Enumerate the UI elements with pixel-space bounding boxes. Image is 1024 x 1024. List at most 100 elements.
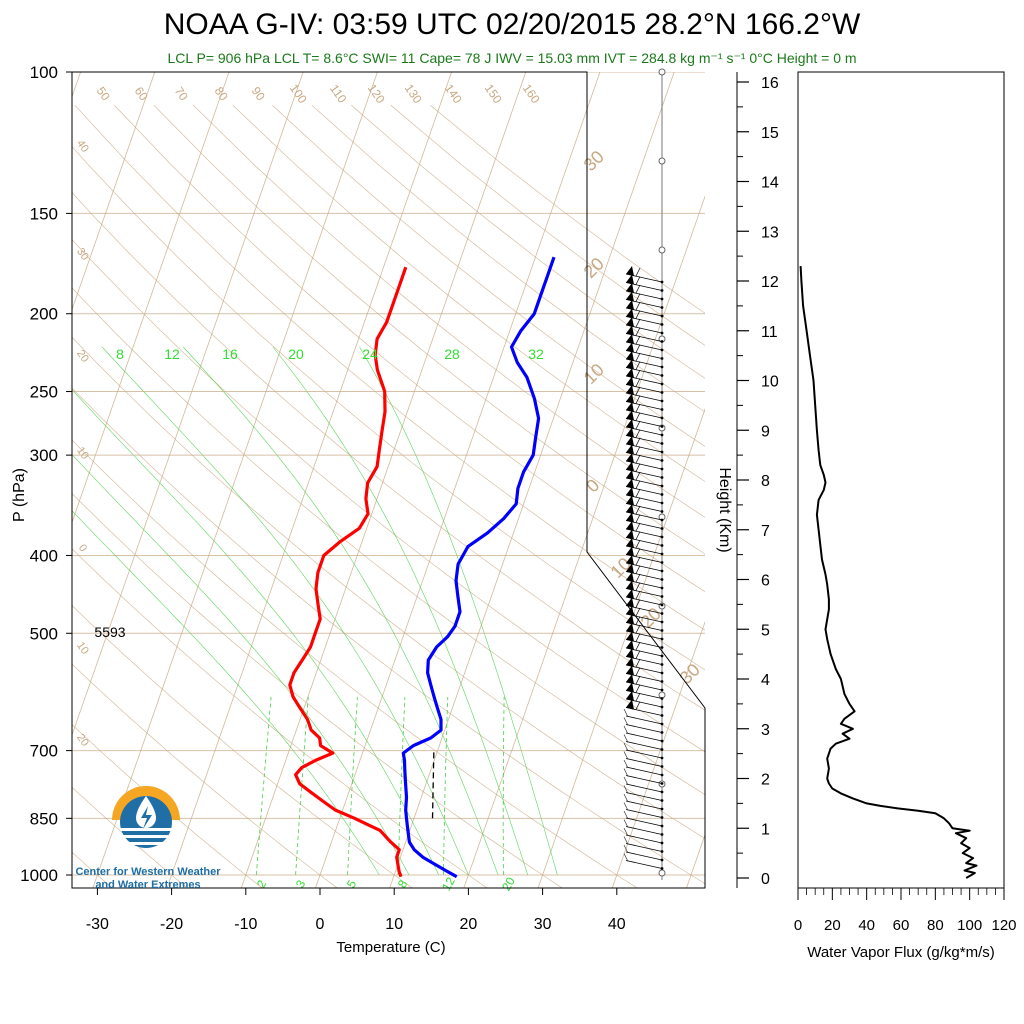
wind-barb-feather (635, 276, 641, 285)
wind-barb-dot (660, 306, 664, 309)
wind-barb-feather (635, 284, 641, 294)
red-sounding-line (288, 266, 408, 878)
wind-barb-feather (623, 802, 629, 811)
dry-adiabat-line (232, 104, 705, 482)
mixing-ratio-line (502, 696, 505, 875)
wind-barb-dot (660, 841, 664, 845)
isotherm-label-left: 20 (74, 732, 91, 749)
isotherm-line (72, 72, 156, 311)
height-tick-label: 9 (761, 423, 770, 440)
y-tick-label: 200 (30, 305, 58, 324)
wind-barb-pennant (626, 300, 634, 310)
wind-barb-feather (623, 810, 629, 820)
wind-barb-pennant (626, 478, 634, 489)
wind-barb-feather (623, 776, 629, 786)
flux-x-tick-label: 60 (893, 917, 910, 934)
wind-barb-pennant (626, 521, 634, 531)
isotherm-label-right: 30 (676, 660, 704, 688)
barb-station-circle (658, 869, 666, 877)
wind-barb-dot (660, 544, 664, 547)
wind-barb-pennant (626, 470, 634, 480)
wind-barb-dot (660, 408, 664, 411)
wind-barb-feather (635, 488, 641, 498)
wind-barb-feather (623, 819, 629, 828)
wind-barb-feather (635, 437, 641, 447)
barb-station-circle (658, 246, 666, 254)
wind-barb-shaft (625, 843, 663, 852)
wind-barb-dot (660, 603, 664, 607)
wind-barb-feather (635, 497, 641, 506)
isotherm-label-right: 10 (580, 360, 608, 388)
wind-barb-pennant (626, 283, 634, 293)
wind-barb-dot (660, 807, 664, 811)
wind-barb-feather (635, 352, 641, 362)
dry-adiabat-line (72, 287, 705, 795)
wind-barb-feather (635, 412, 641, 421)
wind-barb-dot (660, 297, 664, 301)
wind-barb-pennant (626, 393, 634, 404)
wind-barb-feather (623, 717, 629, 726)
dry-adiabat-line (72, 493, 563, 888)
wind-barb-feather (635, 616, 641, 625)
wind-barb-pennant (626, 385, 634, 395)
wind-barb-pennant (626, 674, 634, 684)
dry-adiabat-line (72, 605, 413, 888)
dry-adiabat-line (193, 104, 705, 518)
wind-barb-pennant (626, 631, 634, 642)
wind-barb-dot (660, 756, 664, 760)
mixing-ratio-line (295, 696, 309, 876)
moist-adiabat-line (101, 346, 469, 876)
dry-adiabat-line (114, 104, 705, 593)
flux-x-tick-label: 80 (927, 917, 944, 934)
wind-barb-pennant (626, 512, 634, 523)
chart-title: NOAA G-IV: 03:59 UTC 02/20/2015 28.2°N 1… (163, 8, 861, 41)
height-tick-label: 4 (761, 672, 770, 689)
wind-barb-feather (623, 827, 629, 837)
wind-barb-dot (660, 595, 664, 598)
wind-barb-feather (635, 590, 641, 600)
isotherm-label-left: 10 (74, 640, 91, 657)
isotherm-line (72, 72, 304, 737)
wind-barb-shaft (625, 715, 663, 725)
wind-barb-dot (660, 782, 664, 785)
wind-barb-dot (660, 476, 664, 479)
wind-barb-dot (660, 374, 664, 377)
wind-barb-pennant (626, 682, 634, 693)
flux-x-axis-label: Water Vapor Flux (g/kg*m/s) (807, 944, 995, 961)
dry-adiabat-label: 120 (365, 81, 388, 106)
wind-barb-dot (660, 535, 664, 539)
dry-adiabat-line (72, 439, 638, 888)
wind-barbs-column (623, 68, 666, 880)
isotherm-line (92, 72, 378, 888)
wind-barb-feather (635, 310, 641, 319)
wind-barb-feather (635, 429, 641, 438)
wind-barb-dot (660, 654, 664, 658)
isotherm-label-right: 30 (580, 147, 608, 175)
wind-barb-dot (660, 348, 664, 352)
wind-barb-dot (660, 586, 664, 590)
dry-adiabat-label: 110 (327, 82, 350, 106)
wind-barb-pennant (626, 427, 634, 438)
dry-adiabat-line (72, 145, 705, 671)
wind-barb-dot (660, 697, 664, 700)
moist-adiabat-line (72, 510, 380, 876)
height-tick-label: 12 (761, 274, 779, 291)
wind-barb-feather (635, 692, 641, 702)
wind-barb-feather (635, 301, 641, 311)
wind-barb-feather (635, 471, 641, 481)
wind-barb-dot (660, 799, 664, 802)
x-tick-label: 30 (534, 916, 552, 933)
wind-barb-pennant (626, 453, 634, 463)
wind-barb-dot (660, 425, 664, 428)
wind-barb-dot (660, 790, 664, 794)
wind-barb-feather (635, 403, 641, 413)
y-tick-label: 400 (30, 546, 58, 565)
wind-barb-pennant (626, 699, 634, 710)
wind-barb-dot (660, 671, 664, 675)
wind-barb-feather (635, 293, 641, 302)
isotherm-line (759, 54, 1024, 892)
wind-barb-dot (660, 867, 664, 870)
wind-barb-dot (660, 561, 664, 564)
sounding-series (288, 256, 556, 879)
******************************
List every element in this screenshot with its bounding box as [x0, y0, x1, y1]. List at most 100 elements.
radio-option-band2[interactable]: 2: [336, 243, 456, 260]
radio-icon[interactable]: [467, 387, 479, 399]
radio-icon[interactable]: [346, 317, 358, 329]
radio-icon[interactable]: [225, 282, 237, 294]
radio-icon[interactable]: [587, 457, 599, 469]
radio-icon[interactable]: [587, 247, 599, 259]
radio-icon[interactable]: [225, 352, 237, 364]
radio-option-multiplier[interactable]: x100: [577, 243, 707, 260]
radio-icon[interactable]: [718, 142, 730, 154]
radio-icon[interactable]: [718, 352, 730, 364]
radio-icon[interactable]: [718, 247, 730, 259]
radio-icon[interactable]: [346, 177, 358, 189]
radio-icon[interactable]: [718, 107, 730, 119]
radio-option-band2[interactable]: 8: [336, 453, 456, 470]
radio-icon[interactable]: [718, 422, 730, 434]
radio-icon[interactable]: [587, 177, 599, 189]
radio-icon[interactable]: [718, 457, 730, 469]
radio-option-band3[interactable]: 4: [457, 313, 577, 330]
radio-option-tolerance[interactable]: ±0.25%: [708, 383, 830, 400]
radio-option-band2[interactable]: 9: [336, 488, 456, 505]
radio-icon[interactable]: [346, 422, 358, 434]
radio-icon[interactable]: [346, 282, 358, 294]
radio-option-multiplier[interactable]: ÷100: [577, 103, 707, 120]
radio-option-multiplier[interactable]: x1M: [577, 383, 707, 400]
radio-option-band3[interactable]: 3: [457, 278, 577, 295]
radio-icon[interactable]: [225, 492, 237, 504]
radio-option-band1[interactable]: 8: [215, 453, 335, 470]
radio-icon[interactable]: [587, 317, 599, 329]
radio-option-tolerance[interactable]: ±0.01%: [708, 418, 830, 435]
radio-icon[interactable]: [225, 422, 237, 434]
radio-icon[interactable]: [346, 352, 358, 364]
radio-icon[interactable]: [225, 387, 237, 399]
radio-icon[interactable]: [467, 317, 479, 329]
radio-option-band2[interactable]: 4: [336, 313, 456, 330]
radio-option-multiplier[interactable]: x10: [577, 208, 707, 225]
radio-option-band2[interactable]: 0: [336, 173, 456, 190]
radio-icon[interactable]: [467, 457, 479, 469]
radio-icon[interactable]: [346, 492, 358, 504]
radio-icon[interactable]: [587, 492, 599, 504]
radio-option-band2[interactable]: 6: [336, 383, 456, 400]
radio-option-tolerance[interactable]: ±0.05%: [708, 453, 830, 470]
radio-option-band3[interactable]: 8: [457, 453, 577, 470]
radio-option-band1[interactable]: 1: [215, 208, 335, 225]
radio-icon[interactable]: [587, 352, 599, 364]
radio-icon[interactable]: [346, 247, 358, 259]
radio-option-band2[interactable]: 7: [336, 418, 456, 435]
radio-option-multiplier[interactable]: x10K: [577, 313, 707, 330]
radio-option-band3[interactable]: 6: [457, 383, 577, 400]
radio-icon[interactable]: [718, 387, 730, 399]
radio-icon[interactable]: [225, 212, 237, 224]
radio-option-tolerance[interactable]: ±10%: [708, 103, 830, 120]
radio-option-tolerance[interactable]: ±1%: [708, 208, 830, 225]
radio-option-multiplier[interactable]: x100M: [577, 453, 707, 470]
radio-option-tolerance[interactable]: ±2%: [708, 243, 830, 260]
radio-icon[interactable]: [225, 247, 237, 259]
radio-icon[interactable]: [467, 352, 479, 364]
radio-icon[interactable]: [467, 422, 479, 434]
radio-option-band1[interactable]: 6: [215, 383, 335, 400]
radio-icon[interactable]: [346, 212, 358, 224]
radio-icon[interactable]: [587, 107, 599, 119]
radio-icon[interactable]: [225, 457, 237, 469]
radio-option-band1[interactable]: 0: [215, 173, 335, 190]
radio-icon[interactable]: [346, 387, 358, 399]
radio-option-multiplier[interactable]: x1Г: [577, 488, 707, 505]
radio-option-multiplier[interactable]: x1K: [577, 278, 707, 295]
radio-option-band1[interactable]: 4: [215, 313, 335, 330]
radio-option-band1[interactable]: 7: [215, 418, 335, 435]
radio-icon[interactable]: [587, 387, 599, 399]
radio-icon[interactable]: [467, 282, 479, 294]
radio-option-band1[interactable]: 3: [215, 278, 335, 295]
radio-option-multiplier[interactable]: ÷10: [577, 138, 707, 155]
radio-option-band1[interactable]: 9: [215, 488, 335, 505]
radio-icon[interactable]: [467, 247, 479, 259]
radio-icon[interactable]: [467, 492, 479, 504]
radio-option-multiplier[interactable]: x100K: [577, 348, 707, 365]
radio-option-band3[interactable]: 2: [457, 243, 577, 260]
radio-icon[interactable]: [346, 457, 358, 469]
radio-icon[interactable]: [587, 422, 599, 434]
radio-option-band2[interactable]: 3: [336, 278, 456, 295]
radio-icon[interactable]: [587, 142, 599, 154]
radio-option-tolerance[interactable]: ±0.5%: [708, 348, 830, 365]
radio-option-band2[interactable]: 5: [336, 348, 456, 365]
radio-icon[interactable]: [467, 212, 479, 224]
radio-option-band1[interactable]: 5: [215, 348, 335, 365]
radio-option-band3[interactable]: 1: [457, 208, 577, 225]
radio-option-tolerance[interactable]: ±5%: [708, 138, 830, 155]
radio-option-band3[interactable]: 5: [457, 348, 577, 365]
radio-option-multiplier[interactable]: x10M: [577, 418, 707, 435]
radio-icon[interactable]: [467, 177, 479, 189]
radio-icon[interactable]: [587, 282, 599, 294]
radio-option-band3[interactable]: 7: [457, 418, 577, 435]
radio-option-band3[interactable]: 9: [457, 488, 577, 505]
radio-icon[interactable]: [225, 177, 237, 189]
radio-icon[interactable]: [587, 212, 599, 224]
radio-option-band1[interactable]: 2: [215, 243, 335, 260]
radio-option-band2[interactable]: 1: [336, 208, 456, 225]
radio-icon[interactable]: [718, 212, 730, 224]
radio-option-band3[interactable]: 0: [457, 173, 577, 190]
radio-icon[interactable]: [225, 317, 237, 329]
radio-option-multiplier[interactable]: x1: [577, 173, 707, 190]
******************************
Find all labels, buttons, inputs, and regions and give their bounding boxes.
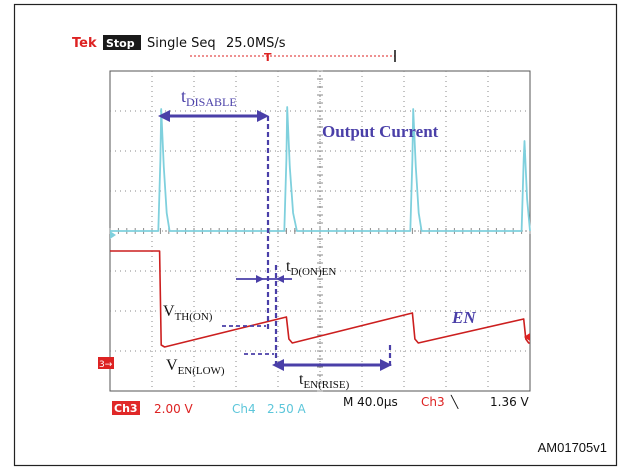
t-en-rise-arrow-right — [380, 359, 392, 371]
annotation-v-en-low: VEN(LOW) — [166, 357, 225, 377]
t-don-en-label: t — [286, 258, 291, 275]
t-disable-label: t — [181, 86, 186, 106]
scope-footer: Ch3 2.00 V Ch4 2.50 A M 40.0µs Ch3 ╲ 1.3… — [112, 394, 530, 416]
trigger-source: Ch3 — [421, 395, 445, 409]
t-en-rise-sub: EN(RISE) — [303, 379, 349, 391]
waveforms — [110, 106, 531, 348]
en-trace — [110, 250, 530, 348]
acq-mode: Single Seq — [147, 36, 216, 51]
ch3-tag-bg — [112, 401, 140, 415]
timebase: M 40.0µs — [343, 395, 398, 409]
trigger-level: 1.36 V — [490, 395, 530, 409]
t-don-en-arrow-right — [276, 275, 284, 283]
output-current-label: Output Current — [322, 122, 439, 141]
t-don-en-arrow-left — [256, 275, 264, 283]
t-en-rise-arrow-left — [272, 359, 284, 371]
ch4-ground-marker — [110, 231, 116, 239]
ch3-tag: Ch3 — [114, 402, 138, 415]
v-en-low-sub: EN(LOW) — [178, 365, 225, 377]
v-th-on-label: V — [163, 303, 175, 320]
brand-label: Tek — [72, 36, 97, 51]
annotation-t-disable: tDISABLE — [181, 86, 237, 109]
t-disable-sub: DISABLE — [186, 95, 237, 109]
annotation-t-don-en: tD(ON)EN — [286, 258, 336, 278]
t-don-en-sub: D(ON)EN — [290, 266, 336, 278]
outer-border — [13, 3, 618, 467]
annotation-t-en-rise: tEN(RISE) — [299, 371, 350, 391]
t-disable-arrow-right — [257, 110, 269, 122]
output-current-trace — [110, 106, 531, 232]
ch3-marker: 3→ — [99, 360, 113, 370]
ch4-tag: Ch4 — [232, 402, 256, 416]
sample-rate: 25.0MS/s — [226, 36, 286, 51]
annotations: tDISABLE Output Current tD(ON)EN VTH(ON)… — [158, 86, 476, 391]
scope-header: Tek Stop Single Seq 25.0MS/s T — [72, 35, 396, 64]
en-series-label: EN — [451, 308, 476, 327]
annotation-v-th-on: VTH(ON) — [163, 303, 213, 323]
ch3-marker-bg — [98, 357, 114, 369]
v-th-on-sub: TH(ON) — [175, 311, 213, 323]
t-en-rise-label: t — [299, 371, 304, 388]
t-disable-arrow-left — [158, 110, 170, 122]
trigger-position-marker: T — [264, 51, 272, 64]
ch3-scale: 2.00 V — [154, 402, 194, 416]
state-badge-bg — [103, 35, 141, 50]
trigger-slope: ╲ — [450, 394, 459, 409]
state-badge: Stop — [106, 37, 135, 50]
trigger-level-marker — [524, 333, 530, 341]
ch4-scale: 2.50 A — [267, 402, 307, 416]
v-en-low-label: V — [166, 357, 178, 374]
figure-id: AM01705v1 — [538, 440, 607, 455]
******************************
Retype the data exactly, starting at the line that contains "List every element" and ending at the line that contains "radio-option-band3[interactable]: 4: [457, 313, 577, 330]", with both of those lines included.

List every element in this screenshot with its bounding box as [x0, y0, x1, y1]. List at most 100 elements.
radio-option-band2[interactable]: 2: [336, 243, 456, 260]
radio-icon[interactable]: [467, 387, 479, 399]
radio-icon[interactable]: [346, 317, 358, 329]
radio-icon[interactable]: [225, 282, 237, 294]
radio-icon[interactable]: [587, 457, 599, 469]
radio-icon[interactable]: [587, 247, 599, 259]
radio-icon[interactable]: [225, 352, 237, 364]
radio-option-multiplier[interactable]: x100: [577, 243, 707, 260]
radio-icon[interactable]: [718, 142, 730, 154]
radio-icon[interactable]: [718, 352, 730, 364]
radio-icon[interactable]: [718, 247, 730, 259]
radio-icon[interactable]: [346, 177, 358, 189]
radio-icon[interactable]: [718, 107, 730, 119]
radio-option-band2[interactable]: 8: [336, 453, 456, 470]
radio-icon[interactable]: [718, 422, 730, 434]
radio-icon[interactable]: [587, 177, 599, 189]
radio-icon[interactable]: [718, 457, 730, 469]
radio-option-band3[interactable]: 4: [457, 313, 577, 330]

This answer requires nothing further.